**Raw records**
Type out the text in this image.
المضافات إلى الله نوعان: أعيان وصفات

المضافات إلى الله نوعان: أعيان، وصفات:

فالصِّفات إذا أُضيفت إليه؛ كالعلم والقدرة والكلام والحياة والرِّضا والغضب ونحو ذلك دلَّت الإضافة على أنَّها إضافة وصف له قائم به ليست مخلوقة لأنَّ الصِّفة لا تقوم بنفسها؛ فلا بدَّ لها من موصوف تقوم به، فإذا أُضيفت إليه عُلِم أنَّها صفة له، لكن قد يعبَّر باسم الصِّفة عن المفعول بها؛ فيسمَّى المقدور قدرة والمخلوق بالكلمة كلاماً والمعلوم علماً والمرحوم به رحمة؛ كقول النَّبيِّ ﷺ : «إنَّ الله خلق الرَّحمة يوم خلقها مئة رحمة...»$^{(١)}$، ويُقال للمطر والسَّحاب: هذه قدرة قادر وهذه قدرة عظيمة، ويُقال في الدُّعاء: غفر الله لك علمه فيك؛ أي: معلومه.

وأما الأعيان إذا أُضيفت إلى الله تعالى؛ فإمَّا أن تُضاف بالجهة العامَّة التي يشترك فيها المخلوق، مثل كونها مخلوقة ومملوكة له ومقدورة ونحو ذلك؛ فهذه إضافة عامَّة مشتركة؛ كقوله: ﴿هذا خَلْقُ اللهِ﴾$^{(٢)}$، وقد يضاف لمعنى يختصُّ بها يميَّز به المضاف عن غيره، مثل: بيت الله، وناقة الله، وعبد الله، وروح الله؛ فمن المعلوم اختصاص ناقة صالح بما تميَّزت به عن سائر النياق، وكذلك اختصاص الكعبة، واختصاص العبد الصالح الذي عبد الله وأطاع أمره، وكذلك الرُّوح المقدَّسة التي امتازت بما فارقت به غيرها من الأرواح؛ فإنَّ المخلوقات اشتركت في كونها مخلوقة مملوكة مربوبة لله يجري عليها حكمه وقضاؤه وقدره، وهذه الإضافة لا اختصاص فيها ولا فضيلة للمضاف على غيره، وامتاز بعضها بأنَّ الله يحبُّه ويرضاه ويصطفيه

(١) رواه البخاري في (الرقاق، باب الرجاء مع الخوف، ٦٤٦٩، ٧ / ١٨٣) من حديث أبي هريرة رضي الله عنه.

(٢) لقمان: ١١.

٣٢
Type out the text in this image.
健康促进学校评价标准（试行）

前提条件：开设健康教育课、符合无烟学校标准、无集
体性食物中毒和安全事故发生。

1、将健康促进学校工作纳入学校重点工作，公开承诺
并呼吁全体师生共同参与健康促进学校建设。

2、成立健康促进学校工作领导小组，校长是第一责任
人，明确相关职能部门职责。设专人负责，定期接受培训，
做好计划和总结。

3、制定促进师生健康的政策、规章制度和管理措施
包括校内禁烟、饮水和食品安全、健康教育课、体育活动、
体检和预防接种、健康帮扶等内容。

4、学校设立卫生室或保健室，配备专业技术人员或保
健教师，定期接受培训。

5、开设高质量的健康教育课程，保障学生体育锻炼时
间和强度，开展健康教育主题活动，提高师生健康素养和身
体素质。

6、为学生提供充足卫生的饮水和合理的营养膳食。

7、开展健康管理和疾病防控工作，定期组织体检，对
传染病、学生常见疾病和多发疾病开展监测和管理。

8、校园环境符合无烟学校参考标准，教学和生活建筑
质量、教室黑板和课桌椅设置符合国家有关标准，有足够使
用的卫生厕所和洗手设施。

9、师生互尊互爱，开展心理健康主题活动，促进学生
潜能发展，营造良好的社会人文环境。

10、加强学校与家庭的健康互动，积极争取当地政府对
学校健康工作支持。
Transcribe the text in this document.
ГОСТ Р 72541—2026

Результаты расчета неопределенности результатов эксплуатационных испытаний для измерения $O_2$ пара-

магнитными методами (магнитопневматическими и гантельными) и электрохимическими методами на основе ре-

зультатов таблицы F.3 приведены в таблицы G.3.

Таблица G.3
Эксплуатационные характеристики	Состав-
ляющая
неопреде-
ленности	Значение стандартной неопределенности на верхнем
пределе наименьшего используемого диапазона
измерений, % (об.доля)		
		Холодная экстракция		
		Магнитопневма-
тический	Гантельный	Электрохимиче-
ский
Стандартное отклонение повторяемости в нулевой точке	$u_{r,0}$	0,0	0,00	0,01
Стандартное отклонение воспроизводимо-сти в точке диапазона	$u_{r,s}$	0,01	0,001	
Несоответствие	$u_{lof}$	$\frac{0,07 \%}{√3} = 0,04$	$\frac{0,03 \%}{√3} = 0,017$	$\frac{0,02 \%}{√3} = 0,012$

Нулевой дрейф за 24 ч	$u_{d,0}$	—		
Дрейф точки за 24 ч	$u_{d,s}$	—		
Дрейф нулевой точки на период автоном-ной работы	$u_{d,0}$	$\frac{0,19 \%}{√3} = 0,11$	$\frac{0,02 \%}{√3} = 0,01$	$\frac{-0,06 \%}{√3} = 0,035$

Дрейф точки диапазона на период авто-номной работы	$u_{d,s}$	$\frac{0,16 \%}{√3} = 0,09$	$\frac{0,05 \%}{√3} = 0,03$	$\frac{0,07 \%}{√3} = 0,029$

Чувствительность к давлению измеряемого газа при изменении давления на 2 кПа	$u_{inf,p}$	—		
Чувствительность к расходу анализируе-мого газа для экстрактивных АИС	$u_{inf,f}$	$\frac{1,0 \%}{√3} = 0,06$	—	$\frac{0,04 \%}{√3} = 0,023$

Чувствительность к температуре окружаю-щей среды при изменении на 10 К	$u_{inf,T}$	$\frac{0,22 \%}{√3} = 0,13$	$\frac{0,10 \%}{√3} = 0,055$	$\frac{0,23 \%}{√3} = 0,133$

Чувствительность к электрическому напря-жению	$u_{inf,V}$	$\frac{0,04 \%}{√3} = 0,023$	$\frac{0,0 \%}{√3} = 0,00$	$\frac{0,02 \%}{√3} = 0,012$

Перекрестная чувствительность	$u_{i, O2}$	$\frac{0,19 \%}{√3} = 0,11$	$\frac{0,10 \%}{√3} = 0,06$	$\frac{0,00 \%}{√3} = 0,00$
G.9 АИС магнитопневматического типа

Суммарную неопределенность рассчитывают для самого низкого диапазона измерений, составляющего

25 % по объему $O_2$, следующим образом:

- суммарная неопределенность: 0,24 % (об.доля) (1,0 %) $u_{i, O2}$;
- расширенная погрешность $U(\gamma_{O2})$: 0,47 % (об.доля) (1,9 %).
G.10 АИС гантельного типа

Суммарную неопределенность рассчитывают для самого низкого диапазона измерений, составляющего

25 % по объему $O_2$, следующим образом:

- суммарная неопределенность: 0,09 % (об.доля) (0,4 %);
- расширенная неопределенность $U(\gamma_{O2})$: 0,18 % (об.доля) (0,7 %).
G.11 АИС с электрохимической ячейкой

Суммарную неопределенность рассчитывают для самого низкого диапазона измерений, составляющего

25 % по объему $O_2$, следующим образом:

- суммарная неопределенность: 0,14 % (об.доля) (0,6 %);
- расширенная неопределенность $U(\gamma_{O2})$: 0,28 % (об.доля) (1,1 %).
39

**Exercise prompt**
Exact output of every entry is required.

**Exercise answer**
Type out the text in this image.
المضافات إلى الله نوعان: أعيان وصفات

المضافات إلى الله نوعان: أعيان، وصفات:

فالصِّفات إذا أُضيفت إليه؛ كالعلم والقدرة والكلام والحياة والرِّضا والغضب ونحو ذلك دلَّت الإضافة على أنَّها إضافة وصف له قائم به ليست مخلوقة لأنَّ الصِّفة لا تقوم بنفسها؛ فلا بدَّ لها من موصوف تقوم به، فإذا أُضيفت إليه عُلِم أنَّها صفة له، لكن قد يعبَّر باسم الصِّفة عن المفعول بها؛ فيسمَّى المقدور قدرة والمخلوق بالكلمة كلاماً والمعلوم علماً والمرحوم به رحمة؛ كقول النَّبيِّ ﷺ : «إنَّ الله خلق الرَّحمة يوم خلقها مئة رحمة...»$^{(١)}$، ويُقال للمطر والسَّحاب: هذه قدرة قادر وهذه قدرة عظيمة، ويُقال في الدُّعاء: غفر الله لك علمه فيك؛ أي: معلومه.

وأما الأعيان إذا أُضيفت إلى الله تعالى؛ فإمَّا أن تُضاف بالجهة العامَّة التي يشترك فيها المخلوق، مثل كونها مخلوقة ومملوكة له ومقدورة ونحو ذلك؛ فهذه إضافة عامَّة مشتركة؛ كقوله: ﴿هذا خَلْقُ اللهِ﴾$^{(٢)}$، وقد يضاف لمعنى يختصُّ بها يميَّز به المضاف عن غيره، مثل: بيت الله، وناقة الله، وعبد الله، وروح الله؛ فمن المعلوم اختصاص ناقة صالح بما تميَّزت به عن سائر النياق، وكذلك اختصاص الكعبة، واختصاص العبد الصالح الذي عبد الله وأطاع أمره، وكذلك الرُّوح المقدَّسة التي امتازت بما فارقت به غيرها من الأرواح؛ فإنَّ المخلوقات اشتركت في كونها مخلوقة مملوكة مربوبة لله يجري عليها حكمه وقضاؤه وقدره، وهذه الإضافة لا اختصاص فيها ولا فضيلة للمضاف على غيره، وامتاز بعضها بأنَّ الله يحبُّه ويرضاه ويصطفيه

(١) رواه البخاري في (الرقاق، باب الرجاء مع الخوف، ٦٤٦٩، ٧ / ١٨٣) من حديث أبي هريرة رضي الله عنه.

(٢) لقمان: ١١.

٣٢
Type out the text in this image.
健康促进学校评价标准（试行）

前提条件：开设健康教育课、符合无烟学校标准、无集
体性食物中毒和安全事故发生。

1、将健康促进学校工作纳入学校重点工作，公开承诺
并呼吁全体师生共同参与健康促进学校建设。

2、成立健康促进学校工作领导小组，校长是第一责任
人，明确相关职能部门职责。设专人负责，定期接受培训，
做好计划和总结。

3、制定促进师生健康的政策、规章制度和管理措施
包括校内禁烟、饮水和食品安全、健康教育课、体育活动、
体检和预防接种、健康帮扶等内容。

4、学校设立卫生室或保健室，配备专业技术人员或保
健教师，定期接受培训。

5、开设高质量的健康教育课程，保障学生体育锻炼时
间和强度，开展健康教育主题活动，提高师生健康素养和身
体素质。

6、为学生提供充足卫生的饮水和合理的营养膳食。

7、开展健康管理和疾病防控工作，定期组织体检，对
传染病、学生常见疾病和多发疾病开展监测和管理。

8、校园环境符合无烟学校参考标准，教学和生活建筑
质量、教室黑板和课桌椅设置符合国家有关标准，有足够使
用的卫生厕所和洗手设施。

9、师生互尊互爱，开展心理健康主题活动，促进学生
潜能发展，营造良好的社会人文环境。

10、加强学校与家庭的健康互动，积极争取当地政府对
学校健康工作支持。
Transcribe the text in this document.
ГОСТ Р 72541—2026

Результаты расчета неопределенности результатов эксплуатационных испытаний для измерения $O_2$ пара-

магнитными методами (магнитопневматическими и гантельными) и электрохимическими методами на основе ре-

зультатов таблицы F.3 приведены в таблицы G.3.

Таблица G.3
Эксплуатационные характеристики	Состав-
ляющая
неопреде-
ленности	Значение стандартной неопределенности на верхнем
пределе наименьшего используемого диапазона
измерений, % (об.доля)		
		Холодная экстракция		
		Магнитопневма-
тический	Гантельный	Электрохимиче-
ский
Стандартное отклонение повторяемости в нулевой точке	$u_{r,0}$	0,0	0,00	0,01
Стандартное отклонение воспроизводимо-сти в точке диапазона	$u_{r,s}$	0,01	0,001	
Несоответствие	$u_{lof}$	$\frac{0,07 \%}{√3} = 0,04$	$\frac{0,03 \%}{√3} = 0,017$	$\frac{0,02 \%}{√3} = 0,012$

Нулевой дрейф за 24 ч	$u_{d,0}$	—		
Дрейф точки за 24 ч	$u_{d,s}$	—		
Дрейф нулевой точки на период автоном-ной работы	$u_{d,0}$	$\frac{0,19 \%}{√3} = 0,11$	$\frac{0,02 \%}{√3} = 0,01$	$\frac{-0,06 \%}{√3} = 0,035$

Дрейф точки диапазона на период авто-номной работы	$u_{d,s}$	$\frac{0,16 \%}{√3} = 0,09$	$\frac{0,05 \%}{√3} = 0,03$	$\frac{0,07 \%}{√3} = 0,029$

Чувствительность к давлению измеряемого газа при изменении давления на 2 кПа	$u_{inf,p}$	—		
Чувствительность к расходу анализируе-мого газа для экстрактивных АИС	$u_{inf,f}$	$\frac{1,0 \%}{√3} = 0,06$	—	$\frac{0,04 \%}{√3} = 0,023$

Чувствительность к температуре окружаю-щей среды при изменении на 10 К	$u_{inf,T}$	$\frac{0,22 \%}{√3} = 0,13$	$\frac{0,10 \%}{√3} = 0,055$	$\frac{0,23 \%}{√3} = 0,133$

Чувствительность к электрическому напря-жению	$u_{inf,V}$	$\frac{0,04 \%}{√3} = 0,023$	$\frac{0,0 \%}{√3} = 0,00$	$\frac{0,02 \%}{√3} = 0,012$

Перекрестная чувствительность	$u_{i, O2}$	$\frac{0,19 \%}{√3} = 0,11$	$\frac{0,10 \%}{√3} = 0,06$	$\frac{0,00 \%}{√3} = 0,00$
G.9 АИС магнитопневматического типа

Суммарную неопределенность рассчитывают для самого низкого диапазона измерений, составляющего

25 % по объему $O_2$, следующим образом:

- суммарная неопределенность: 0,24 % (об.доля) (1,0 %) $u_{i, O2}$;
- расширенная погрешность $U(\gamma_{O2})$: 0,47 % (об.доля) (1,9 %).
G.10 АИС гантельного типа

Суммарную неопределенность рассчитывают для самого низкого диапазона измерений, составляющего

25 % по объему $O_2$, следующим образом:

- суммарная неопределенность: 0,09 % (об.доля) (0,4 %);
- расширенная неопределенность $U(\gamma_{O2})$: 0,18 % (об.доля) (0,7 %).
G.11 АИС с электрохимической ячейкой

Суммарную неопределенность рассчитывают для самого низкого диапазона измерений, составляющего

25 % по объему $O_2$, следующим образом:

- суммарная неопределенность: 0,14 % (об.доля) (0,6 %);
- расширенная неопределенность $U(\gamma_{O2})$: 0,28 % (об.доля) (1,1 %).
39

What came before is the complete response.